Task to carry out => Please retype the records below exactly, leaving out any pictures.

━━━━

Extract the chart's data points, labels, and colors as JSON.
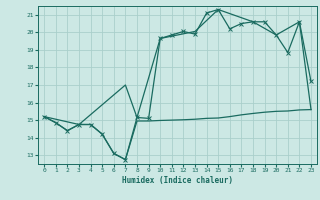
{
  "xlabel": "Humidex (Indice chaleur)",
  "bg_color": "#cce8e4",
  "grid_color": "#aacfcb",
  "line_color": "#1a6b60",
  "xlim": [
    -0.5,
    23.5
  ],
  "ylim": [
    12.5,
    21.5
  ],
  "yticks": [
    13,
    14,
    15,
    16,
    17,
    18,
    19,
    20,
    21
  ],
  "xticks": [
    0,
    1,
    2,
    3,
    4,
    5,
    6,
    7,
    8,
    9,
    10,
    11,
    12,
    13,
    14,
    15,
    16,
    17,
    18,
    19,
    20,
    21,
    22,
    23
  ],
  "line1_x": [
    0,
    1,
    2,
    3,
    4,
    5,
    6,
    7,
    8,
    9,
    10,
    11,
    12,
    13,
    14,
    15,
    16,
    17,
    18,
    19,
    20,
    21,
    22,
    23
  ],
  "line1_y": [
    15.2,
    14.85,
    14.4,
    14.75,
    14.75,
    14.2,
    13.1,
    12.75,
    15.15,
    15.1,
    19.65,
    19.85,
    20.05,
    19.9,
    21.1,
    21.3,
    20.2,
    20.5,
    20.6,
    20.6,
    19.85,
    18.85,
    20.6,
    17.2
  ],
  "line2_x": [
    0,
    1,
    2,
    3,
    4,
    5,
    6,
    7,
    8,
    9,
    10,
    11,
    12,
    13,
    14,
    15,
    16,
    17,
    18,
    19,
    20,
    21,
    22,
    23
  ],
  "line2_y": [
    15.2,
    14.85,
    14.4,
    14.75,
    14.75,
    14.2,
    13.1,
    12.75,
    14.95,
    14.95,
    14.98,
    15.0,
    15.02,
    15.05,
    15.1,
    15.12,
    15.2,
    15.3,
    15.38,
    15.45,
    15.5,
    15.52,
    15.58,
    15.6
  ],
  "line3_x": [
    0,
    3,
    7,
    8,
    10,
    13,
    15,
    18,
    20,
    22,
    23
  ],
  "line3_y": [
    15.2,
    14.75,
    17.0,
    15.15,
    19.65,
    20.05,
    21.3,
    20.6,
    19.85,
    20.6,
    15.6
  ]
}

━━━━

Exercise result =>
Extract the chart's data points, labels, and colors as JSON.
{
  "xlabel": "Humidex (Indice chaleur)",
  "bg_color": "#cce8e4",
  "grid_color": "#aacfcb",
  "line_color": "#1a6b60",
  "xlim": [
    -0.5,
    23.5
  ],
  "ylim": [
    12.5,
    21.5
  ],
  "yticks": [
    13,
    14,
    15,
    16,
    17,
    18,
    19,
    20,
    21
  ],
  "xticks": [
    0,
    1,
    2,
    3,
    4,
    5,
    6,
    7,
    8,
    9,
    10,
    11,
    12,
    13,
    14,
    15,
    16,
    17,
    18,
    19,
    20,
    21,
    22,
    23
  ],
  "line1_x": [
    0,
    1,
    2,
    3,
    4,
    5,
    6,
    7,
    8,
    9,
    10,
    11,
    12,
    13,
    14,
    15,
    16,
    17,
    18,
    19,
    20,
    21,
    22,
    23
  ],
  "line1_y": [
    15.2,
    14.85,
    14.4,
    14.75,
    14.75,
    14.2,
    13.1,
    12.75,
    15.15,
    15.1,
    19.65,
    19.85,
    20.05,
    19.9,
    21.1,
    21.3,
    20.2,
    20.5,
    20.6,
    20.6,
    19.85,
    18.85,
    20.6,
    17.2
  ],
  "line2_x": [
    0,
    1,
    2,
    3,
    4,
    5,
    6,
    7,
    8,
    9,
    10,
    11,
    12,
    13,
    14,
    15,
    16,
    17,
    18,
    19,
    20,
    21,
    22,
    23
  ],
  "line2_y": [
    15.2,
    14.85,
    14.4,
    14.75,
    14.75,
    14.2,
    13.1,
    12.75,
    14.95,
    14.95,
    14.98,
    15.0,
    15.02,
    15.05,
    15.1,
    15.12,
    15.2,
    15.3,
    15.38,
    15.45,
    15.5,
    15.52,
    15.58,
    15.6
  ],
  "line3_x": [
    0,
    3,
    7,
    8,
    10,
    13,
    15,
    18,
    20,
    22,
    23
  ],
  "line3_y": [
    15.2,
    14.75,
    17.0,
    15.15,
    19.65,
    20.05,
    21.3,
    20.6,
    19.85,
    20.6,
    15.6
  ]
}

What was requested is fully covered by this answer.